● **YOUR GOAL**: Scan the data beneath this task and copy each line that includes "true".

● **EXERCISE DATA**:

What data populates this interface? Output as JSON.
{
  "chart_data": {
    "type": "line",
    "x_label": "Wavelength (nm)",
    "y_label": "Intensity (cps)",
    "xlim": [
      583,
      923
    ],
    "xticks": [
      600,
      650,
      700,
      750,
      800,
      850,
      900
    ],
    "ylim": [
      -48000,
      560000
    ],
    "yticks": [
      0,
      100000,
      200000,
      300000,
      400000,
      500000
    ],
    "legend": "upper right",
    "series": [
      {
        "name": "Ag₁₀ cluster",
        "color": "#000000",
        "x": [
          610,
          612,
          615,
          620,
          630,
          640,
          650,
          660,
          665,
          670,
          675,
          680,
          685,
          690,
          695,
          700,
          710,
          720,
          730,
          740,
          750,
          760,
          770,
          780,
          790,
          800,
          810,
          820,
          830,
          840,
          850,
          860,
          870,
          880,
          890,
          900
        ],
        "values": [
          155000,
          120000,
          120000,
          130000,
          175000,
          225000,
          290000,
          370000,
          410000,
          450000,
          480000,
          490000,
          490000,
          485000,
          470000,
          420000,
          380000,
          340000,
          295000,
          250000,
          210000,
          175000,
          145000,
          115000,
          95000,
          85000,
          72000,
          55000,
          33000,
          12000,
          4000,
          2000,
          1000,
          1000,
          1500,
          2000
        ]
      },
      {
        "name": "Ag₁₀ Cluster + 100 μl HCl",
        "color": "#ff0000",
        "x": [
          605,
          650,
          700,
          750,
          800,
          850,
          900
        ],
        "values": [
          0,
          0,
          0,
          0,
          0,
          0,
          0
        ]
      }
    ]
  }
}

...

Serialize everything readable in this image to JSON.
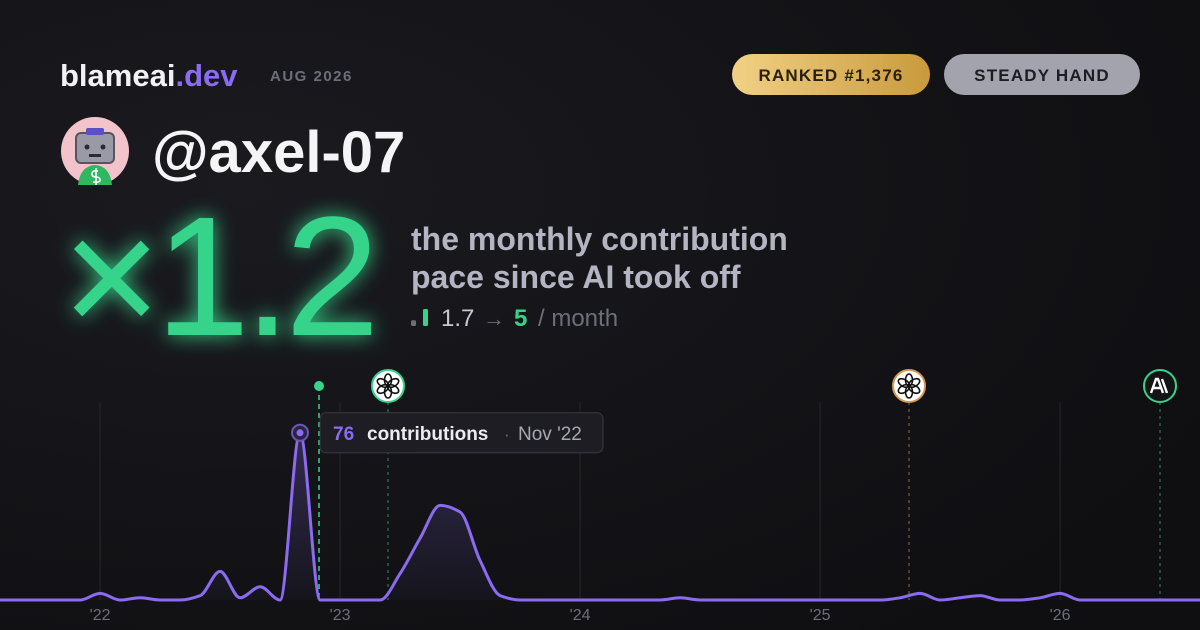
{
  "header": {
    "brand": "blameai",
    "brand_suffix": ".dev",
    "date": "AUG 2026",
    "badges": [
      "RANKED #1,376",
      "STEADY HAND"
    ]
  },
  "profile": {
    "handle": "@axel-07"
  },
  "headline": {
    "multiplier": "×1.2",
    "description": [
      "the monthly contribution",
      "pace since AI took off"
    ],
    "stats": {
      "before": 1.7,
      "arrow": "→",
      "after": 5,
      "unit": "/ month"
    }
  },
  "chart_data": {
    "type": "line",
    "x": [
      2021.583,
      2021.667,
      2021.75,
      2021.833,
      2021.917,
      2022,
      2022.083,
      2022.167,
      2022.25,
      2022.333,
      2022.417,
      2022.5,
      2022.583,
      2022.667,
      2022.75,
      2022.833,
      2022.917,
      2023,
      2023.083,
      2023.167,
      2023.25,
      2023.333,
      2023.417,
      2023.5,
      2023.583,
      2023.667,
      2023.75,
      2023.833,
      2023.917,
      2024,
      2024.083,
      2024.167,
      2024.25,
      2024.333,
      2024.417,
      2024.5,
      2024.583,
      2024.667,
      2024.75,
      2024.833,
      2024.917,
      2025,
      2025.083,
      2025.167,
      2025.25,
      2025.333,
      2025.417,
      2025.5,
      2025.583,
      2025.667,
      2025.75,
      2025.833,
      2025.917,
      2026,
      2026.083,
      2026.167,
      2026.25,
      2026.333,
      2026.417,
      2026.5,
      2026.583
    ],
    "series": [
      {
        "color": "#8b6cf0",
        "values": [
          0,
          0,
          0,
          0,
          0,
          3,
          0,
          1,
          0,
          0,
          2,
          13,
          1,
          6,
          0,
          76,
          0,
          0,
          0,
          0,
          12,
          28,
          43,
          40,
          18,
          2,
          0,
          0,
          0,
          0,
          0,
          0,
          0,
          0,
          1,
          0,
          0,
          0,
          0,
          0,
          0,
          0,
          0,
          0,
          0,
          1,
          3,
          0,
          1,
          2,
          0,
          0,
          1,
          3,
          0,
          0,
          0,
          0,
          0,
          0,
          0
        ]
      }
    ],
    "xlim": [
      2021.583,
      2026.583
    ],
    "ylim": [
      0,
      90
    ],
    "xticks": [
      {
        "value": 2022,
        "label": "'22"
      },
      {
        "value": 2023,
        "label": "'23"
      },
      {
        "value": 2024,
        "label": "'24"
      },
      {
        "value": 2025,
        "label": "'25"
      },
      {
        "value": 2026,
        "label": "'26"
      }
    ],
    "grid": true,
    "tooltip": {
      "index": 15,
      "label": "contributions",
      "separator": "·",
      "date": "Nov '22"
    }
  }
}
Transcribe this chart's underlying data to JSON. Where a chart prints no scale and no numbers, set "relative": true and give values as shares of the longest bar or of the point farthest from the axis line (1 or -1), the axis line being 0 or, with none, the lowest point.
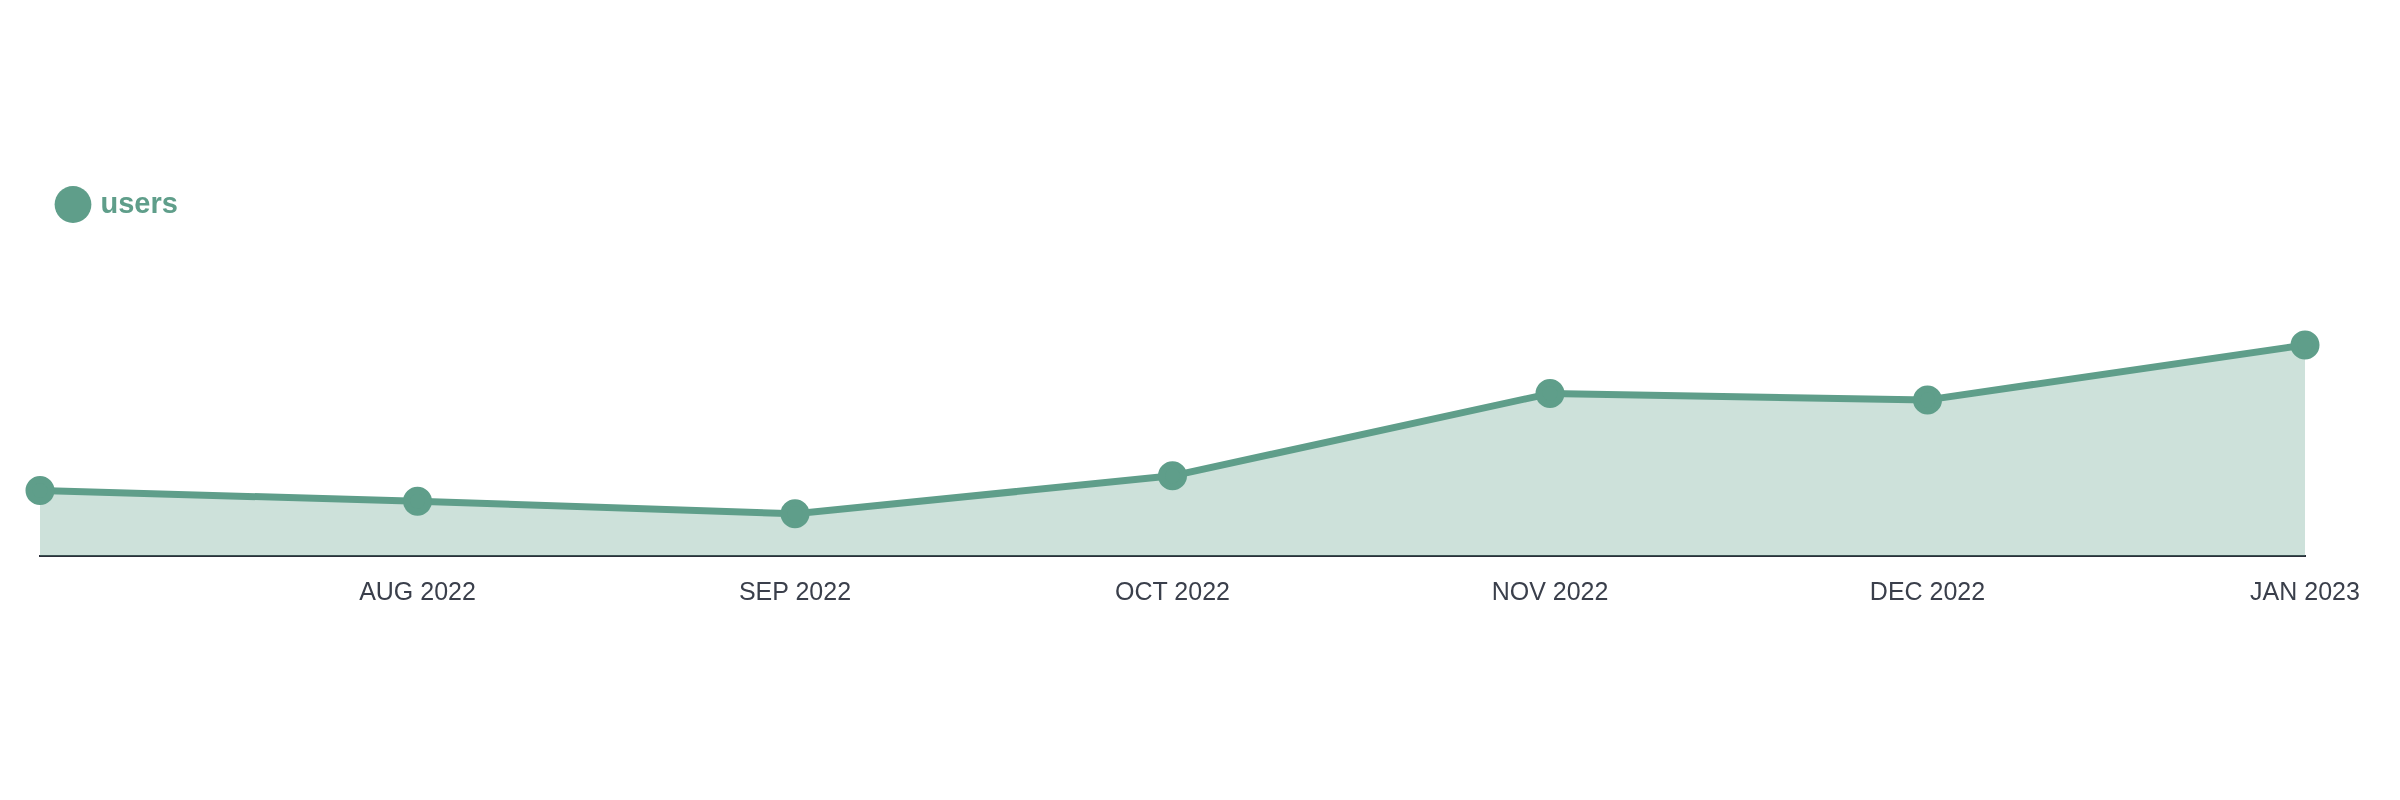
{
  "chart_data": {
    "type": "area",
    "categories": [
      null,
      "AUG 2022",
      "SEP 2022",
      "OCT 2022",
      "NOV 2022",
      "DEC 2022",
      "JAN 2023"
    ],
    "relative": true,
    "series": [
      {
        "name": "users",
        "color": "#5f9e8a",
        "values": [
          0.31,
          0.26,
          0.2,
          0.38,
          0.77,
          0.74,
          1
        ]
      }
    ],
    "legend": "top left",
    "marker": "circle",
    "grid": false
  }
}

● **SOLUTION FOR THIS EXERCISE**:
    "grid": true,
Transcribe this chart's underlying data to JSON. Where a chart prints no scale and no numbers, set "relative": true and give values as shares of the longest bar or of the point farthest from the axis line (1 or -1), the axis line being 0 or, with none, the lowest point.
    "relative": true,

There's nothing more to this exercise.